* INSTRUCTION
Go through the records below line by line, counting those that contain the word "determines"; answer with the count only.

— start —

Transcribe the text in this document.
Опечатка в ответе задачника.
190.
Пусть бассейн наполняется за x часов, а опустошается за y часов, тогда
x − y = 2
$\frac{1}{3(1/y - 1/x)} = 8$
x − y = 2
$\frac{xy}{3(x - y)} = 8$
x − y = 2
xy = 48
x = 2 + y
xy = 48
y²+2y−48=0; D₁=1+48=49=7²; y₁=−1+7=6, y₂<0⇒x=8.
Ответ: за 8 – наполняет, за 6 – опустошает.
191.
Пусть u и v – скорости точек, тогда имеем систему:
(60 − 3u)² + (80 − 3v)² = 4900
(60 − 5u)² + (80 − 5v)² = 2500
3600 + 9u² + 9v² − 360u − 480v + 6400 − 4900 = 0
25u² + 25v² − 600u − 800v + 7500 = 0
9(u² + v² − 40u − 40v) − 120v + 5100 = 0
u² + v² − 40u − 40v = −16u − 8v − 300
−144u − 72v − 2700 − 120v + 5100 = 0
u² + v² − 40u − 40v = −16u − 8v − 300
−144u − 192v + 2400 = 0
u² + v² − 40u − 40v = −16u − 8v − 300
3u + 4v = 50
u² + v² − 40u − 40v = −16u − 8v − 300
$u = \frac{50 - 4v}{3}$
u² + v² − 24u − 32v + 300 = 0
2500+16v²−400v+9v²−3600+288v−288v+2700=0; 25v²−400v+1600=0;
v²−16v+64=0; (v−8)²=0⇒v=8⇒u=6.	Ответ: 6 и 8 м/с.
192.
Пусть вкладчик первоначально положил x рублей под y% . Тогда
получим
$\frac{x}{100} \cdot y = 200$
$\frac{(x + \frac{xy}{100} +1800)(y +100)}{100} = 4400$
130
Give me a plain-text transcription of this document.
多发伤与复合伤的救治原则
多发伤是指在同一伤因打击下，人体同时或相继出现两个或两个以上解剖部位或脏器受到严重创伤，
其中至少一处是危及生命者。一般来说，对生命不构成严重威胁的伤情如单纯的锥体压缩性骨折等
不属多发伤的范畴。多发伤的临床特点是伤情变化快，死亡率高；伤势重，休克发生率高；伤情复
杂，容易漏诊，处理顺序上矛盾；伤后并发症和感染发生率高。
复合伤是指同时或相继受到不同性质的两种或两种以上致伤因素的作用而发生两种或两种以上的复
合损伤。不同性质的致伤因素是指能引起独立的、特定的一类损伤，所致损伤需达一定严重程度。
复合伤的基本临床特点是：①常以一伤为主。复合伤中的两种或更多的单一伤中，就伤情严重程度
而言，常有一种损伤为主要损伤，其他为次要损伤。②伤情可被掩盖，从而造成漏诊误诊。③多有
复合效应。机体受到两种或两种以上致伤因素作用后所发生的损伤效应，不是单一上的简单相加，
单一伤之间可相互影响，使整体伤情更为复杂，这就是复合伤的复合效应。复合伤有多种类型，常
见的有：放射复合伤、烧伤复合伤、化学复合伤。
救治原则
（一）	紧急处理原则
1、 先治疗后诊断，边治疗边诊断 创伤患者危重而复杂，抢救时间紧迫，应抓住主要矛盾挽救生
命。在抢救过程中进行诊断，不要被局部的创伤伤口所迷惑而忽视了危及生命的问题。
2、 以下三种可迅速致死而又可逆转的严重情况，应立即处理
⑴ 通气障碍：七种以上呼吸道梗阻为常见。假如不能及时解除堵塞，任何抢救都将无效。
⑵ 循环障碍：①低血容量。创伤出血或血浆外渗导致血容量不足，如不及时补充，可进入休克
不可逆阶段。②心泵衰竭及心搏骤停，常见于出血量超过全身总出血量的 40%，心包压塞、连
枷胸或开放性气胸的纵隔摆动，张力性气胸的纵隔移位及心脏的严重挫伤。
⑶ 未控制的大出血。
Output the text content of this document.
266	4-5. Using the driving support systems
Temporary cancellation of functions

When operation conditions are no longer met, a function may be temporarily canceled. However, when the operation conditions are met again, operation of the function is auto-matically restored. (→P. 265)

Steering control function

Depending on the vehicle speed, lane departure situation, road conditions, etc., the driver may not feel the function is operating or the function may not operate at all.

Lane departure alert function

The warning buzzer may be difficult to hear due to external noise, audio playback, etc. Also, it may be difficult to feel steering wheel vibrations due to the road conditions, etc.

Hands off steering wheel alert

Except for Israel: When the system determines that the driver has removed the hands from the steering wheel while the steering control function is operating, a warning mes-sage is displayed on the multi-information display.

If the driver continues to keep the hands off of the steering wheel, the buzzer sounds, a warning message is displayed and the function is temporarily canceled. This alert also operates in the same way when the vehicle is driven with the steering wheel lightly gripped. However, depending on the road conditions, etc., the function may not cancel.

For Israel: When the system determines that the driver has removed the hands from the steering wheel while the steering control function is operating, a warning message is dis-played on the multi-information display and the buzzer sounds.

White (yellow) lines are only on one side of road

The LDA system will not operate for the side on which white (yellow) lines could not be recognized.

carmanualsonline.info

— end —

* RESULT
2